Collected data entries

++++++

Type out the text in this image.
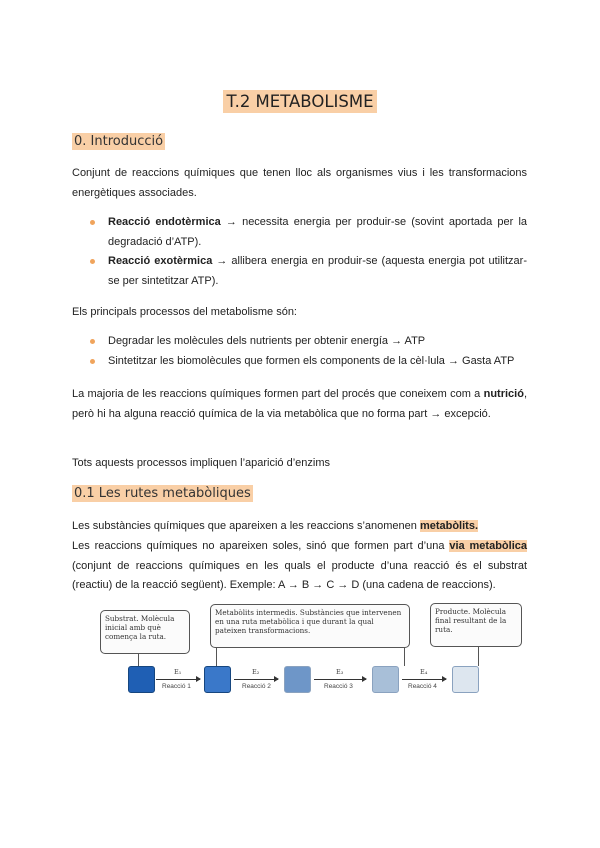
T.2 METABOLISME
0. Introducció

Conjunt de reaccions químiques que tenen lloc als organismes vius i les transformacions energètiques associades.

Reacció endotèrmica → necessita energia per produir-se (sovint aportada per la degradació d’ATP).
Reacció exotèrmica → allibera energia en produir-se (aquesta energia pot utilitzar-se per sintetitzar ATP).

Els principals processos del metabolisme són:

Degradar les molècules dels nutrients per obtenir energía → ATP
Sintetitzar les biomolècules que formen els components de la cèl·lula → Gasta ATP

La majoria de les reaccions químiques formen part del procés que coneixem com a nutrició, però hi ha alguna reacció química de la via metabòlica que no forma part → excepció.

Tots aquests processos impliquen l’aparició d’enzims

0.1 Les rutes metabòliques

Les substàncies químiques que apareixen a les reaccions s’anomenen metabòlits.

Les reaccions químiques no apareixen soles, sinó que formen part d’una via metabòlica (conjunt de reaccions químiques en les quals el producte d’una reacció és el substrat (reactiu) de la reacció següent). Exemple: A → B → C → D (una cadena de reaccions).

Substrat. Molècula inicial amb què comença la ruta.
Metabòlits intermedis. Substàncies que intervenen en una ruta metabòlica i que durant la qual pateixen transformacions.
Producte. Molècula final resultant de la ruta.
E₁	E₂	E₃	E₄
Reacció 1	Reacció 2	Reacció 3	Reacció 4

++++++

*Task brief*: Among the lines of the data, identify those with the word "produir". Copy each of them.

*Answer for the task*:
Reacció endotèrmica → necessita energia per produir-se (sovint aportada per la degradació d’ATP).
Reacció exotèrmica → allibera energia en produir-se (aquesta energia pot utilitzar-se per sintetitzar ATP).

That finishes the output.